◆ **Task details**: Return every record below exactly as written, but leave out the pictures.

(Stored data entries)
--- Start ---
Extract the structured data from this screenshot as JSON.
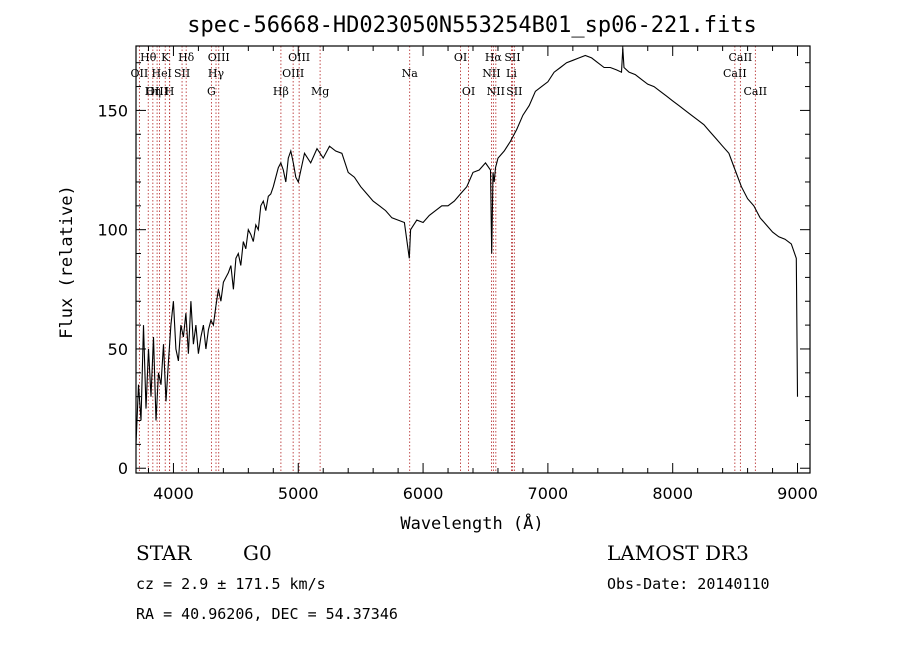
{
  "chart_data": {
    "type": "line",
    "title": "spec-56668-HD023050N553254B01_sp06-221.fits",
    "xlabel": "Wavelength (Å)",
    "ylabel": "Flux (relative)",
    "xlim": [
      3700,
      9100
    ],
    "ylim": [
      -2,
      177
    ],
    "xticks": [
      4000,
      5000,
      6000,
      7000,
      8000,
      9000
    ],
    "yticks": [
      0,
      50,
      100,
      150
    ],
    "grid": false,
    "series": [
      {
        "x": [
          3700,
          3720,
          3740,
          3760,
          3780,
          3800,
          3820,
          3840,
          3860,
          3880,
          3900,
          3920,
          3940,
          3960,
          3980,
          4000,
          4020,
          4040,
          4060,
          4080,
          4100,
          4120,
          4140,
          4160,
          4180,
          4200,
          4220,
          4240,
          4260,
          4280,
          4300,
          4320,
          4340,
          4360,
          4380,
          4400,
          4420,
          4440,
          4460,
          4480,
          4500,
          4520,
          4540,
          4560,
          4580,
          4600,
          4620,
          4640,
          4660,
          4680,
          4700,
          4720,
          4740,
          4760,
          4780,
          4800,
          4820,
          4840,
          4860,
          4880,
          4900,
          4920,
          4940,
          4960,
          4980,
          5000,
          5050,
          5100,
          5150,
          5200,
          5250,
          5300,
          5350,
          5400,
          5450,
          5500,
          5550,
          5600,
          5650,
          5700,
          5750,
          5800,
          5850,
          5890,
          5900,
          5950,
          6000,
          6050,
          6100,
          6150,
          6200,
          6250,
          6300,
          6350,
          6400,
          6450,
          6500,
          6540,
          6550,
          6560,
          6570,
          6580,
          6600,
          6650,
          6700,
          6750,
          6800,
          6850,
          6900,
          6950,
          7000,
          7050,
          7100,
          7150,
          7200,
          7250,
          7300,
          7350,
          7400,
          7450,
          7500,
          7550,
          7590,
          7600,
          7610,
          7650,
          7700,
          7750,
          7800,
          7850,
          7900,
          7950,
          8000,
          8050,
          8100,
          8150,
          8200,
          8250,
          8300,
          8350,
          8400,
          8450,
          8500,
          8550,
          8600,
          8650,
          8700,
          8750,
          8800,
          8850,
          8900,
          8950,
          8990,
          9000
        ],
        "values": [
          10,
          35,
          20,
          60,
          25,
          50,
          30,
          55,
          20,
          40,
          35,
          52,
          28,
          45,
          60,
          70,
          50,
          45,
          60,
          55,
          65,
          48,
          70,
          52,
          60,
          48,
          55,
          60,
          50,
          58,
          62,
          60,
          68,
          75,
          70,
          78,
          80,
          82,
          85,
          75,
          88,
          90,
          85,
          95,
          92,
          100,
          98,
          95,
          102,
          100,
          110,
          112,
          108,
          114,
          115,
          118,
          122,
          126,
          128,
          125,
          120,
          130,
          133,
          128,
          122,
          120,
          132,
          128,
          134,
          130,
          135,
          133,
          132,
          124,
          122,
          118,
          115,
          112,
          110,
          108,
          105,
          104,
          103,
          88,
          100,
          104,
          103,
          106,
          108,
          110,
          110,
          112,
          115,
          118,
          124,
          125,
          128,
          125,
          90,
          124,
          120,
          126,
          130,
          133,
          137,
          142,
          148,
          152,
          158,
          160,
          162,
          166,
          168,
          170,
          171,
          172,
          173,
          172,
          170,
          168,
          168,
          167,
          166,
          176,
          168,
          166,
          165,
          163,
          161,
          160,
          158,
          156,
          154,
          152,
          150,
          148,
          146,
          144,
          141,
          138,
          135,
          132,
          125,
          118,
          113,
          110,
          105,
          102,
          99,
          97,
          96,
          94,
          88,
          30
        ]
      }
    ]
  },
  "lines": [
    {
      "label": "Hθ",
      "wl": 3798,
      "row": 1
    },
    {
      "label": "OII",
      "wl": 3727,
      "row": 2
    },
    {
      "label": "OIII",
      "wl": 3869,
      "row": 3
    },
    {
      "label": "He",
      "wl": 3889,
      "row": 2
    },
    {
      "label": "K",
      "wl": 3934,
      "row": 1
    },
    {
      "label": "Hη",
      "wl": 3835,
      "row": 3
    },
    {
      "label": "I",
      "wl": 3970,
      "row": 2
    },
    {
      "label": "H",
      "wl": 3969,
      "row": 3
    },
    {
      "label": "SII",
      "wl": 4069,
      "row": 2
    },
    {
      "label": "Hδ",
      "wl": 4102,
      "row": 1
    },
    {
      "label": "OIII",
      "wl": 4363,
      "row": 1
    },
    {
      "label": "Hγ",
      "wl": 4341,
      "row": 2
    },
    {
      "label": "G",
      "wl": 4304,
      "row": 3
    },
    {
      "label": "Hβ",
      "wl": 4861,
      "row": 3
    },
    {
      "label": "OIII",
      "wl": 5007,
      "row": 1
    },
    {
      "label": "OIII",
      "wl": 4959,
      "row": 2
    },
    {
      "label": "Mg",
      "wl": 5175,
      "row": 3
    },
    {
      "label": "Na",
      "wl": 5893,
      "row": 2
    },
    {
      "label": "OI",
      "wl": 6300,
      "row": 1
    },
    {
      "label": "OI",
      "wl": 6364,
      "row": 3
    },
    {
      "label": "Hα",
      "wl": 6563,
      "row": 1
    },
    {
      "label": "SII",
      "wl": 6716,
      "row": 1
    },
    {
      "label": "NII",
      "wl": 6548,
      "row": 2
    },
    {
      "label": "Li",
      "wl": 6708,
      "row": 2
    },
    {
      "label": "NII",
      "wl": 6583,
      "row": 3
    },
    {
      "label": "SII",
      "wl": 6731,
      "row": 3
    },
    {
      "label": "CaII",
      "wl": 8542,
      "row": 1
    },
    {
      "label": "CaII",
      "wl": 8498,
      "row": 2
    },
    {
      "label": "CaII",
      "wl": 8662,
      "row": 3
    }
  ],
  "info": {
    "class": "STAR",
    "subclass": "G0",
    "survey": "LAMOST DR3",
    "cz": "cz = 2.9 ± 171.5 km/s",
    "obsdate": "Obs-Date: 20140110",
    "radec": "RA =  40.96206, DEC =  54.37346"
  },
  "colors": {
    "lines": "#b22222",
    "spectrum": "#000000"
  }
}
--- End ---
◆ **The solution**:
Extract the structured data from this screenshot as JSON.
{
  "chart_data": {
    "type": "line",
    "title": "spec-56668-HD023050N553254B01_sp06-221.fits",
    "xlabel": "Wavelength (Å)",
    "ylabel": "Flux (relative)",
    "xlim": [
      3700,
      9100
    ],
    "ylim": [
      -2,
      177
    ],
    "xticks": [
      4000,
      5000,
      6000,
      7000,
      8000,
      9000
    ],
    "yticks": [
      0,
      50,
      100,
      150
    ],
    "grid": false,
    "series": [
      {
        "x": [
          3700,
          3720,
          3740,
          3760,
          3780,
          3800,
          3820,
          3840,
          3860,
          3880,
          3900,
          3920,
          3940,
          3960,
          3980,
          4000,
          4020,
          4040,
          4060,
          4080,
          4100,
          4120,
          4140,
          4160,
          4180,
          4200,
          4220,
          4240,
          4260,
          4280,
          4300,
          4320,
          4340,
          4360,
          4380,
          4400,
          4420,
          4440,
          4460,
          4480,
          4500,
          4520,
          4540,
          4560,
          4580,
          4600,
          4620,
          4640,
          4660,
          4680,
          4700,
          4720,
          4740,
          4760,
          4780,
          4800,
          4820,
          4840,
          4860,
          4880,
          4900,
          4920,
          4940,
          4960,
          4980,
          5000,
          5050,
          5100,
          5150,
          5200,
          5250,
          5300,
          5350,
          5400,
          5450,
          5500,
          5550,
          5600,
          5650,
          5700,
          5750,
          5800,
          5850,
          5890,
          5900,
          5950,
          6000,
          6050,
          6100,
          6150,
          6200,
          6250,
          6300,
          6350,
          6400,
          6450,
          6500,
          6540,
          6550,
          6560,
          6570,
          6580,
          6600,
          6650,
          6700,
          6750,
          6800,
          6850,
          6900,
          6950,
          7000,
          7050,
          7100,
          7150,
          7200,
          7250,
          7300,
          7350,
          7400,
          7450,
          7500,
          7550,
          7590,
          7600,
          7610,
          7650,
          7700,
          7750,
          7800,
          7850,
          7900,
          7950,
          8000,
          8050,
          8100,
          8150,
          8200,
          8250,
          8300,
          8350,
          8400,
          8450,
          8500,
          8550,
          8600,
          8650,
          8700,
          8750,
          8800,
          8850,
          8900,
          8950,
          8990,
          9000
        ],
        "values": [
          10,
          35,
          20,
          60,
          25,
          50,
          30,
          55,
          20,
          40,
          35,
          52,
          28,
          45,
          60,
          70,
          50,
          45,
          60,
          55,
          65,
          48,
          70,
          52,
          60,
          48,
          55,
          60,
          50,
          58,
          62,
          60,
          68,
          75,
          70,
          78,
          80,
          82,
          85,
          75,
          88,
          90,
          85,
          95,
          92,
          100,
          98,
          95,
          102,
          100,
          110,
          112,
          108,
          114,
          115,
          118,
          122,
          126,
          128,
          125,
          120,
          130,
          133,
          128,
          122,
          120,
          132,
          128,
          134,
          130,
          135,
          133,
          132,
          124,
          122,
          118,
          115,
          112,
          110,
          108,
          105,
          104,
          103,
          88,
          100,
          104,
          103,
          106,
          108,
          110,
          110,
          112,
          115,
          118,
          124,
          125,
          128,
          125,
          90,
          124,
          120,
          126,
          130,
          133,
          137,
          142,
          148,
          152,
          158,
          160,
          162,
          166,
          168,
          170,
          171,
          172,
          173,
          172,
          170,
          168,
          168,
          167,
          166,
          176,
          168,
          166,
          165,
          163,
          161,
          160,
          158,
          156,
          154,
          152,
          150,
          148,
          146,
          144,
          141,
          138,
          135,
          132,
          125,
          118,
          113,
          110,
          105,
          102,
          99,
          97,
          96,
          94,
          88,
          30
        ]
      }
    ]
  },
  "lines": [
    {
      "label": "Hθ",
      "wl": 3798,
      "row": 1
    },
    {
      "label": "OII",
      "wl": 3727,
      "row": 2
    },
    {
      "label": "OIII",
      "wl": 3869,
      "row": 3
    },
    {
      "label": "He",
      "wl": 3889,
      "row": 2
    },
    {
      "label": "K",
      "wl": 3934,
      "row": 1
    },
    {
      "label": "Hη",
      "wl": 3835,
      "row": 3
    },
    {
      "label": "I",
      "wl": 3970,
      "row": 2
    },
    {
      "label": "H",
      "wl": 3969,
      "row": 3
    },
    {
      "label": "SII",
      "wl": 4069,
      "row": 2
    },
    {
      "label": "Hδ",
      "wl": 4102,
      "row": 1
    },
    {
      "label": "OIII",
      "wl": 4363,
      "row": 1
    },
    {
      "label": "Hγ",
      "wl": 4341,
      "row": 2
    },
    {
      "label": "G",
      "wl": 4304,
      "row": 3
    },
    {
      "label": "Hβ",
      "wl": 4861,
      "row": 3
    },
    {
      "label": "OIII",
      "wl": 5007,
      "row": 1
    },
    {
      "label": "OIII",
      "wl": 4959,
      "row": 2
    },
    {
      "label": "Mg",
      "wl": 5175,
      "row": 3
    },
    {
      "label": "Na",
      "wl": 5893,
      "row": 2
    },
    {
      "label": "OI",
      "wl": 6300,
      "row": 1
    },
    {
      "label": "OI",
      "wl": 6364,
      "row": 3
    },
    {
      "label": "Hα",
      "wl": 6563,
      "row": 1
    },
    {
      "label": "SII",
      "wl": 6716,
      "row": 1
    },
    {
      "label": "NII",
      "wl": 6548,
      "row": 2
    },
    {
      "label": "Li",
      "wl": 6708,
      "row": 2
    },
    {
      "label": "NII",
      "wl": 6583,
      "row": 3
    },
    {
      "label": "SII",
      "wl": 6731,
      "row": 3
    },
    {
      "label": "CaII",
      "wl": 8542,
      "row": 1
    },
    {
      "label": "CaII",
      "wl": 8498,
      "row": 2
    },
    {
      "label": "CaII",
      "wl": 8662,
      "row": 3
    }
  ],
  "info": {
    "class": "STAR",
    "subclass": "G0",
    "survey": "LAMOST DR3",
    "cz": "cz = 2.9 ± 171.5 km/s",
    "obsdate": "Obs-Date: 20140110",
    "radec": "RA =  40.96206, DEC =  54.37346"
  },
  "colors": {
    "lines": "#b22222",
    "spectrum": "#000000"
  }
}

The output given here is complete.